» MATERIAL PROVIDED
+ + +

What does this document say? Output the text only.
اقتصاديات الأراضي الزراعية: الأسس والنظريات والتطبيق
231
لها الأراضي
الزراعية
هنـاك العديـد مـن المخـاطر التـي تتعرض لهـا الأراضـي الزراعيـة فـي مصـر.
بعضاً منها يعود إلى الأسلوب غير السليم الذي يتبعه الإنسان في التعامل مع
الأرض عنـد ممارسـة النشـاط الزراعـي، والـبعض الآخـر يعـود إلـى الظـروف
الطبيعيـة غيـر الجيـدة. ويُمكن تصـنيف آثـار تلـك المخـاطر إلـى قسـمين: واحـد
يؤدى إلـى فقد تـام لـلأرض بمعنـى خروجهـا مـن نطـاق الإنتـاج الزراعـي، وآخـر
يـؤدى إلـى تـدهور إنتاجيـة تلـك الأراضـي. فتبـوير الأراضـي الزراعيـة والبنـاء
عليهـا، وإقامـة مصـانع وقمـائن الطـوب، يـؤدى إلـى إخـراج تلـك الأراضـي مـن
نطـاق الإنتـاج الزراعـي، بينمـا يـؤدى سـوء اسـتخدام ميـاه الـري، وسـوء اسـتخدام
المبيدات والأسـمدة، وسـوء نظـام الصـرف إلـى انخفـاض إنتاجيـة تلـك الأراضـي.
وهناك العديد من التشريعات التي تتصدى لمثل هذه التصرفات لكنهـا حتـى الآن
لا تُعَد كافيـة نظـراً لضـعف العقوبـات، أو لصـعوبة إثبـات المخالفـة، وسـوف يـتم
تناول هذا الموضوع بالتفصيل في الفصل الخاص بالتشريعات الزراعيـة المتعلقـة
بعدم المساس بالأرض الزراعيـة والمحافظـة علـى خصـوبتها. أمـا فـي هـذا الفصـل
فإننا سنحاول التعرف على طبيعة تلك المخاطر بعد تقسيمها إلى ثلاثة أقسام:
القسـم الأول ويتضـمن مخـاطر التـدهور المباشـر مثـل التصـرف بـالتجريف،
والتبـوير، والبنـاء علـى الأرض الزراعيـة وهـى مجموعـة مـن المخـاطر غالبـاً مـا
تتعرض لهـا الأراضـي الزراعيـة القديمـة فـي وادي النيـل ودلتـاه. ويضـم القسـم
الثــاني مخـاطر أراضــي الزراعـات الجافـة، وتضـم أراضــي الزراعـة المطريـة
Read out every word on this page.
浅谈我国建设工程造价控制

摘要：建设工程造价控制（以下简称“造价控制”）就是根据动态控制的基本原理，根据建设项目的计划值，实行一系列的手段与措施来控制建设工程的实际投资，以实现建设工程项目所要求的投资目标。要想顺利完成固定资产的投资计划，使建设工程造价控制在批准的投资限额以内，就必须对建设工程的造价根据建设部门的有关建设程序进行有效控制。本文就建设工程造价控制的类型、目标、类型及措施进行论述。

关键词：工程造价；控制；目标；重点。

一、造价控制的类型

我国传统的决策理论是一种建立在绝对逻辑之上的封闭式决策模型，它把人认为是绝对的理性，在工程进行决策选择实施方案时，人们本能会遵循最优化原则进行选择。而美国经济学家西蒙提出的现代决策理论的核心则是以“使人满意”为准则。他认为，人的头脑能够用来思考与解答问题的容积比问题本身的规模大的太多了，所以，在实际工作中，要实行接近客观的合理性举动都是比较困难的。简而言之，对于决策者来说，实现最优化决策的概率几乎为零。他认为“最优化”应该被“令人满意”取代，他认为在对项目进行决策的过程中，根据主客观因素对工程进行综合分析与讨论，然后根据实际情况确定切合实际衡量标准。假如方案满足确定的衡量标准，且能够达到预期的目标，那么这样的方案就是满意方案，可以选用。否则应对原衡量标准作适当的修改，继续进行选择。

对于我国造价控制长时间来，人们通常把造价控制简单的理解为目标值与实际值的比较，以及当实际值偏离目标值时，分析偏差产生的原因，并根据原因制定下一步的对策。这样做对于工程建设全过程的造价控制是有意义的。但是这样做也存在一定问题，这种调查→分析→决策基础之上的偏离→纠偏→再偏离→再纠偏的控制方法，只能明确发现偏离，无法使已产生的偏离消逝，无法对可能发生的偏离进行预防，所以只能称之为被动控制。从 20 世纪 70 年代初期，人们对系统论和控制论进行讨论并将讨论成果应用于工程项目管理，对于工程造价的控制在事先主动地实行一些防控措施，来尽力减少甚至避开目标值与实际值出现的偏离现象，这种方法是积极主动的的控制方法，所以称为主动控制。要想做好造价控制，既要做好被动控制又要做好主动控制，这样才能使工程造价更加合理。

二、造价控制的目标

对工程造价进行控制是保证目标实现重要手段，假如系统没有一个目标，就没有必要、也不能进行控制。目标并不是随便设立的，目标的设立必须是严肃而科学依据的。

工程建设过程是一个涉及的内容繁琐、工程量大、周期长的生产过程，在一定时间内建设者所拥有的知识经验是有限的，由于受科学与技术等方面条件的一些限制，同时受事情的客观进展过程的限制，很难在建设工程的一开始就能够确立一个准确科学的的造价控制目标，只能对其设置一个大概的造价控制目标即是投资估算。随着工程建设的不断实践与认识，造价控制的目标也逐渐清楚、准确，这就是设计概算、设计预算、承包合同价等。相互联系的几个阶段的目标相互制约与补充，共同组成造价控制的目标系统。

+ + +

» SET PROBLEM
Transcribe the full listing above without leaving anything out.

» WRITTEN SOLUTION
What does this document say? Output the text only.
اقتصاديات الأراضي الزراعية: الأسس والنظريات والتطبيق
231
لها الأراضي
الزراعية
هنـاك العديـد مـن المخـاطر التـي تتعرض لهـا الأراضـي الزراعيـة فـي مصـر.
بعضاً منها يعود إلى الأسلوب غير السليم الذي يتبعه الإنسان في التعامل مع
الأرض عنـد ممارسـة النشـاط الزراعـي، والـبعض الآخـر يعـود إلـى الظـروف
الطبيعيـة غيـر الجيـدة. ويُمكن تصـنيف آثـار تلـك المخـاطر إلـى قسـمين: واحـد
يؤدى إلـى فقد تـام لـلأرض بمعنـى خروجهـا مـن نطـاق الإنتـاج الزراعـي، وآخـر
يـؤدى إلـى تـدهور إنتاجيـة تلـك الأراضـي. فتبـوير الأراضـي الزراعيـة والبنـاء
عليهـا، وإقامـة مصـانع وقمـائن الطـوب، يـؤدى إلـى إخـراج تلـك الأراضـي مـن
نطـاق الإنتـاج الزراعـي، بينمـا يـؤدى سـوء اسـتخدام ميـاه الـري، وسـوء اسـتخدام
المبيدات والأسـمدة، وسـوء نظـام الصـرف إلـى انخفـاض إنتاجيـة تلـك الأراضـي.
وهناك العديد من التشريعات التي تتصدى لمثل هذه التصرفات لكنهـا حتـى الآن
لا تُعَد كافيـة نظـراً لضـعف العقوبـات، أو لصـعوبة إثبـات المخالفـة، وسـوف يـتم
تناول هذا الموضوع بالتفصيل في الفصل الخاص بالتشريعات الزراعيـة المتعلقـة
بعدم المساس بالأرض الزراعيـة والمحافظـة علـى خصـوبتها. أمـا فـي هـذا الفصـل
فإننا سنحاول التعرف على طبيعة تلك المخاطر بعد تقسيمها إلى ثلاثة أقسام:
القسـم الأول ويتضـمن مخـاطر التـدهور المباشـر مثـل التصـرف بـالتجريف،
والتبـوير، والبنـاء علـى الأرض الزراعيـة وهـى مجموعـة مـن المخـاطر غالبـاً مـا
تتعرض لهـا الأراضـي الزراعيـة القديمـة فـي وادي النيـل ودلتـاه. ويضـم القسـم
الثــاني مخـاطر أراضــي الزراعـات الجافـة، وتضـم أراضــي الزراعـة المطريـة
Read out every word on this page.
浅谈我国建设工程造价控制

摘要：建设工程造价控制（以下简称“造价控制”）就是根据动态控制的基本原理，根据建设项目的计划值，实行一系列的手段与措施来控制建设工程的实际投资，以实现建设工程项目所要求的投资目标。要想顺利完成固定资产的投资计划，使建设工程造价控制在批准的投资限额以内，就必须对建设工程的造价根据建设部门的有关建设程序进行有效控制。本文就建设工程造价控制的类型、目标、类型及措施进行论述。

关键词：工程造价；控制；目标；重点。

一、造价控制的类型

我国传统的决策理论是一种建立在绝对逻辑之上的封闭式决策模型，它把人认为是绝对的理性，在工程进行决策选择实施方案时，人们本能会遵循最优化原则进行选择。而美国经济学家西蒙提出的现代决策理论的核心则是以“使人满意”为准则。他认为，人的头脑能够用来思考与解答问题的容积比问题本身的规模大的太多了，所以，在实际工作中，要实行接近客观的合理性举动都是比较困难的。简而言之，对于决策者来说，实现最优化决策的概率几乎为零。他认为“最优化”应该被“令人满意”取代，他认为在对项目进行决策的过程中，根据主客观因素对工程进行综合分析与讨论，然后根据实际情况确定切合实际衡量标准。假如方案满足确定的衡量标准，且能够达到预期的目标，那么这样的方案就是满意方案，可以选用。否则应对原衡量标准作适当的修改，继续进行选择。

对于我国造价控制长时间来，人们通常把造价控制简单的理解为目标值与实际值的比较，以及当实际值偏离目标值时，分析偏差产生的原因，并根据原因制定下一步的对策。这样做对于工程建设全过程的造价控制是有意义的。但是这样做也存在一定问题，这种调查→分析→决策基础之上的偏离→纠偏→再偏离→再纠偏的控制方法，只能明确发现偏离，无法使已产生的偏离消逝，无法对可能发生的偏离进行预防，所以只能称之为被动控制。从 20 世纪 70 年代初期，人们对系统论和控制论进行讨论并将讨论成果应用于工程项目管理，对于工程造价的控制在事先主动地实行一些防控措施，来尽力减少甚至避开目标值与实际值出现的偏离现象，这种方法是积极主动的的控制方法，所以称为主动控制。要想做好造价控制，既要做好被动控制又要做好主动控制，这样才能使工程造价更加合理。

二、造价控制的目标

对工程造价进行控制是保证目标实现重要手段，假如系统没有一个目标，就没有必要、也不能进行控制。目标并不是随便设立的，目标的设立必须是严肃而科学依据的。

工程建设过程是一个涉及的内容繁琐、工程量大、周期长的生产过程，在一定时间内建设者所拥有的知识经验是有限的，由于受科学与技术等方面条件的一些限制，同时受事情的客观进展过程的限制，很难在建设工程的一开始就能够确立一个准确科学的的造价控制目标，只能对其设置一个大概的造价控制目标即是投资估算。随着工程建设的不断实践与认识，造价控制的目标也逐渐清楚、准确，这就是设计概算、设计预算、承包合同价等。相互联系的几个阶段的目标相互制约与补充，共同组成造价控制的目标系统。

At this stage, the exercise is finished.